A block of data
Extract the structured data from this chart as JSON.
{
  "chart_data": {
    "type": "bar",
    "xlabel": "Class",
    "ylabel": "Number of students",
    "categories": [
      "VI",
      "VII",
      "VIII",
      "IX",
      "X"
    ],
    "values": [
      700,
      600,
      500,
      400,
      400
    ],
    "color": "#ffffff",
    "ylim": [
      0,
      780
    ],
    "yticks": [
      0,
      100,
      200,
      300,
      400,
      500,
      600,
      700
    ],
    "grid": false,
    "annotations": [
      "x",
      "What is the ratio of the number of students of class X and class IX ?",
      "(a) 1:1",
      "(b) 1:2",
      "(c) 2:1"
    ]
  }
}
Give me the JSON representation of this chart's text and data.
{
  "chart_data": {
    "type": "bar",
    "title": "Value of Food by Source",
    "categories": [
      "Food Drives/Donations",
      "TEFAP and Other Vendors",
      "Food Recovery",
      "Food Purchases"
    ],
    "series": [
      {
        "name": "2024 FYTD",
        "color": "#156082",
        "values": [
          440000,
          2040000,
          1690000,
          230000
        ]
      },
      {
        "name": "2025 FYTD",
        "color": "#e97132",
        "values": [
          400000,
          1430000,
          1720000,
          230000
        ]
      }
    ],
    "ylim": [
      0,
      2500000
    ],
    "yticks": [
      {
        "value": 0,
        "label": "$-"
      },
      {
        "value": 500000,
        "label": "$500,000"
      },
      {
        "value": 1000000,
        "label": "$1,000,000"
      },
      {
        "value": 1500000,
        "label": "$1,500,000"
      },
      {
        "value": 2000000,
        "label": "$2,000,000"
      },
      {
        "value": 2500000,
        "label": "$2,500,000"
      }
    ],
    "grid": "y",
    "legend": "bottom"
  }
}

WHAT YOU SHOULD DO:
Gather each line that holds "Food".

EXERCISE SOLUTION:
    "title": "Value of Food by Source",
      "Food Drives/Donations",
      "Food Recovery",
      "Food Purchases"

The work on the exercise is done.